Tasks:
A - Do these statements agree with the blog post about a year in quarantine? (i) The writer kept the quarantine tally going for the whole year. (ii) The tally was backdated so that it would be accurate. (iii) Quarantine began while the writer was getting into Death Stranding. Answer yes or no for each and quote the deciding words from the post.
B - Could you reproduce the part of the blog post about a year in quarantine that begins at the words "It’s been a year" and stops after "damn movie theater."?
C - Can you pick up the blog post about a year in quarantine after its last sentence and keep writing it?
***** Document passage *****
It’s been a year since quarantine started, which, in a moment of magnificent serendipity, was when I was really getting into Death Stranding. But that was quite literally 365 days ago, and I gotta say, this is not how I saw this past year going.
Back in July, I started making a tally of my days in quarantine, backdating it to be accurate. It started as a funny bit, but I stopped after a few months because not only did I begin to run out of chalkboard, but it began to look like a cry for help.
Again, it’s been a whole frickin’ year. A year since I sat in a bar with friends, a year since I had a game night in person, a year since I got to sit in a damn movie theater.
It’s surreal, too, because around me I see things opening back up. Some states in the US decided that the pandemic is over and it’s now safe to go do All The Things. Life is returning around the city here, even though the positivity rate is still a non-negligible amount. It’s hard not to feel like a Cassandra still taking precautions and hoping we don’t trip over the finish line and I’ve gotta wait another chunk of time before getting to do any of the things in the prior paragraph again.
It’s… odd to reflect on the past year, especially on a public blog where I usually overanalyze pop culture. Like many other people, I had plans for the year; maybe not concrete tangible plans, but plans to Do Things. With things at an effective standstill, it’s hard not to look back on the last year as something of a wash, especially with regards to everything. Which is a very circuitous way to say that time has no meaning and these past 365 days have sucked.
***** Material supplied *****
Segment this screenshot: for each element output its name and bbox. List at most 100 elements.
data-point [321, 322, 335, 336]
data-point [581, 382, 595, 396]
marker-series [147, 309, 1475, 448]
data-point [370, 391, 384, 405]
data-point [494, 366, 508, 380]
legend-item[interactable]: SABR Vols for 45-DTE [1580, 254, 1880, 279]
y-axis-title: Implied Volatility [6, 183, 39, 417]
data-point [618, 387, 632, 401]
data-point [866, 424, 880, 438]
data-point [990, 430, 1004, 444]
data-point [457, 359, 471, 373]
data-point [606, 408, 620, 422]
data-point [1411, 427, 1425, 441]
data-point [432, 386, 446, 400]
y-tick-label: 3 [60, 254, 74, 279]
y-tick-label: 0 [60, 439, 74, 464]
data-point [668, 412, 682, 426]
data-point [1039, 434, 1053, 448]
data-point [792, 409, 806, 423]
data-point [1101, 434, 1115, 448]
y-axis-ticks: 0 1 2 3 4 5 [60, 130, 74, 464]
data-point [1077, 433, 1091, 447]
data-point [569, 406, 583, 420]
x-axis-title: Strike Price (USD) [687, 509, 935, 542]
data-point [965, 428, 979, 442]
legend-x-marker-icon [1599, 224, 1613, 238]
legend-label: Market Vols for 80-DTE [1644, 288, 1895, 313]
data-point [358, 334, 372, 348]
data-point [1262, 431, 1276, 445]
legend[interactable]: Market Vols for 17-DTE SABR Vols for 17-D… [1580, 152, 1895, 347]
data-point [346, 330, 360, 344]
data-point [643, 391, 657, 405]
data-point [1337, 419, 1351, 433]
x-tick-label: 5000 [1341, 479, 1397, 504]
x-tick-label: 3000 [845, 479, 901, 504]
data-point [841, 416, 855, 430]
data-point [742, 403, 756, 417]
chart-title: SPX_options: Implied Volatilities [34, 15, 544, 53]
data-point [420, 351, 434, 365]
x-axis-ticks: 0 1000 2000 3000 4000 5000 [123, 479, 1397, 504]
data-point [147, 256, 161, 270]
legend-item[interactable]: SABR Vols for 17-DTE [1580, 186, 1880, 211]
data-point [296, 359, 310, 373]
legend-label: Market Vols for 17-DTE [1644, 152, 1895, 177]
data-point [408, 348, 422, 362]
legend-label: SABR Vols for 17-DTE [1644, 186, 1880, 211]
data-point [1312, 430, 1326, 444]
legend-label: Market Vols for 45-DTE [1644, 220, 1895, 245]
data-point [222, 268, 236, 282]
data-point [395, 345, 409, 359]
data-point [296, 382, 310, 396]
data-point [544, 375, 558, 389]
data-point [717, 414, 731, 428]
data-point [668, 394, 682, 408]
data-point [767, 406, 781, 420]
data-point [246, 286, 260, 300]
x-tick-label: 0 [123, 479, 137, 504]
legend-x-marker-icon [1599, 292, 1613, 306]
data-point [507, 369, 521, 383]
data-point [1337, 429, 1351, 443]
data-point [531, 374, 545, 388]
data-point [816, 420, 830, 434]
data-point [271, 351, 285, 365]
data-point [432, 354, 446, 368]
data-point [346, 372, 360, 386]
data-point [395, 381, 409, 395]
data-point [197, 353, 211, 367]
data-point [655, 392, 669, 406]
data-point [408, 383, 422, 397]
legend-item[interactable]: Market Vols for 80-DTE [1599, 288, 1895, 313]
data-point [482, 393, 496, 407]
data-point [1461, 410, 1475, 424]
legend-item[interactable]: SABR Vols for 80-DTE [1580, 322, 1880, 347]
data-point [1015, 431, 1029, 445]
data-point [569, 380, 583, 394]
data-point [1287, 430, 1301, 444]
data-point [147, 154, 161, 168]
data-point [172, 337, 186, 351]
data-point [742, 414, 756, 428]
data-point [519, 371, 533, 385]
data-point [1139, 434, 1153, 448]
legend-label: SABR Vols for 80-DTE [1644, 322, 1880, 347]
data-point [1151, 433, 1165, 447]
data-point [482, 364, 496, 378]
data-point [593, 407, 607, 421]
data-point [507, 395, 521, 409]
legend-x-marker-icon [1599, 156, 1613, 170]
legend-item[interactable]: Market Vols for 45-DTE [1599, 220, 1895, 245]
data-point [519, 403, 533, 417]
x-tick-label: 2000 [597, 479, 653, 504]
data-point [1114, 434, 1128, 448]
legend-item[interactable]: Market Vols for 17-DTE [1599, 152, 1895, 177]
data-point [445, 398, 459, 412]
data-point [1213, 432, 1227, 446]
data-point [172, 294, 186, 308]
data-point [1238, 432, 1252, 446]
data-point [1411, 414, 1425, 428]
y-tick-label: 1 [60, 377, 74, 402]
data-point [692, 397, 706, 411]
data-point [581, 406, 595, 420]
*****
Response list:
A -
(i) No: "I stopped after a few months"
(ii) Yes: "backdating it to be accurate"
(iii) Yes: "which, in a moment of magnificent serendipity, was when I was really getting into Death Stranding"

B -
It’s been a year since quarantine started, which, in a moment of magnificent serendipity, was when I was really getting into Death Stranding. But that was quite literally 365 days ago, and I gotta say, this is not how I saw this past year going.
Back in July, I started making a tally of my days in quarantine, backdating it to be accurate. It started as a funny bit, but I stopped after a few months because not only did I begin to run out of chalkboard, but it began to look like a cry for help.
Again, it’s been a whole frickin’ year. A year since I sat in a bar with friends, a year since I had a game night in person, a year since I got to sit in a damn movie theater.

C -
But I know I’m fortunate. I have friends, many of whom have migrated online to group chats and Discord servers (Discord is truly wonderful). We still have our game nights, though they look a little differently than they once did and, through some technological wizardry, the occasional movie night too. I haven’t caught Covid and, as of this post, have gotten the first jab of the vaccine (with the second in a couple weeks). When my biggest complaint of the past year is the standstill of life and a case of cabin fever but no threats to health or finances, I’m truly lucky.
Still been a rough year, though.
So here we are, in March, again. Still kicking. Still doing the thing. Still trying to get stuff done.
Let’s hope we’re not still here in another year.